■ **PROBLEM DESCRIPTION**: In the copy, include every entry exactly but none of the images.

** Begin RECORDS PROVIDED **

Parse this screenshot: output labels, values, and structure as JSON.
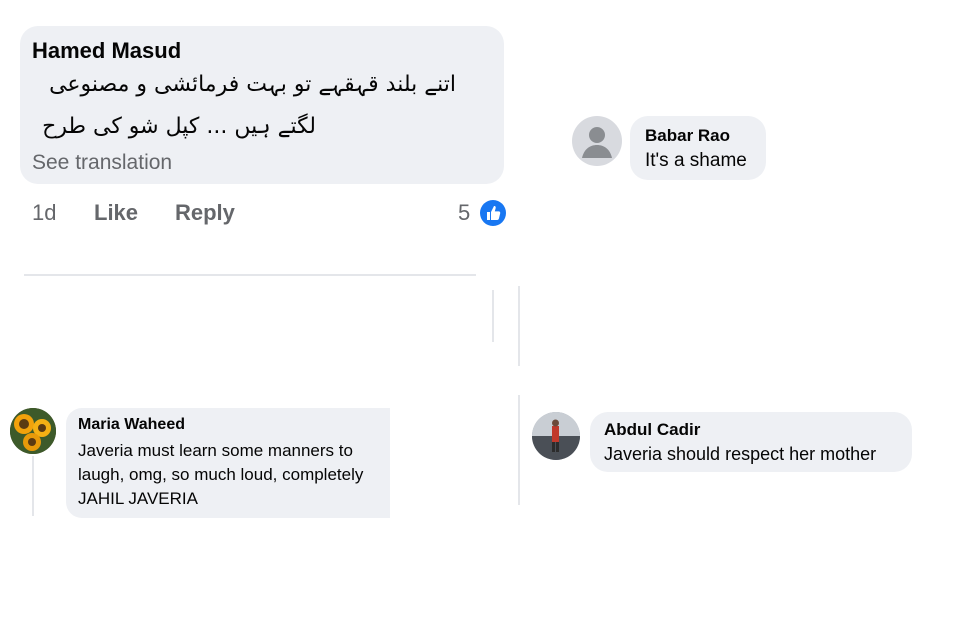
{
  "comments": {
    "hamed": {
      "author": "Hamed Masud",
      "text_line1": "اتنے بلند قہقہے تو بہت فرمائشی و مصنوعی",
      "text_line2": "لگتے ہیں ... کپل شو کی طرح",
      "see_translation": "See translation",
      "time": "1d",
      "like_label": "Like",
      "reply_label": "Reply",
      "reaction_count": "5",
      "reaction_icon": "like-reaction-icon",
      "reaction_color": "#1877f2"
    },
    "babar": {
      "author": "Babar Rao",
      "text": "It's a shame",
      "avatar": "default-user-avatar"
    },
    "maria": {
      "author": "Maria Waheed",
      "text_line1": "Javeria must learn some manners to",
      "text_line2": "laugh, omg, so much loud, completely",
      "text_line3": "JAHIL JAVERIA",
      "avatar": "sunflower-avatar"
    },
    "abdul": {
      "author": "Abdul Cadir",
      "text": "Javeria should respect her mother",
      "avatar": "person-photo-avatar"
    }
  },
  "colors": {
    "bubble": "#eef0f4",
    "secondary_text": "#65676b",
    "accent": "#1877f2"
  }
}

** End RECORDS PROVIDED **

■ **COMPLETED TASK**:
Parse this screenshot: output labels, values, and structure as JSON.
{
  "comments": {
    "hamed": {
      "author": "Hamed Masud",
      "text_line1": "اتنے بلند قہقہے تو بہت فرمائشی و مصنوعی",
      "text_line2": "لگتے ہیں ... کپل شو کی طرح",
      "see_translation": "See translation",
      "time": "1d",
      "like_label": "Like",
      "reply_label": "Reply",
      "reaction_count": "5",
      "reaction_icon": "like-reaction-icon",
      "reaction_color": "#1877f2"
    },
    "babar": {
      "author": "Babar Rao",
      "text": "It's a shame",
      "avatar": "default-user-avatar"
    },
    "maria": {
      "author": "Maria Waheed",
      "text_line1": "Javeria must learn some manners to",
      "text_line2": "laugh, omg, so much loud, completely",
      "text_line3": "JAHIL JAVERIA",
      "avatar": "sunflower-avatar"
    },
    "abdul": {
      "author": "Abdul Cadir",
      "text": "Javeria should respect her mother",
      "avatar": "person-photo-avatar"
    }
  },
  "colors": {
    "bubble": "#eef0f4",
    "secondary_text": "#65676b",
    "accent": "#1877f2"
  }
}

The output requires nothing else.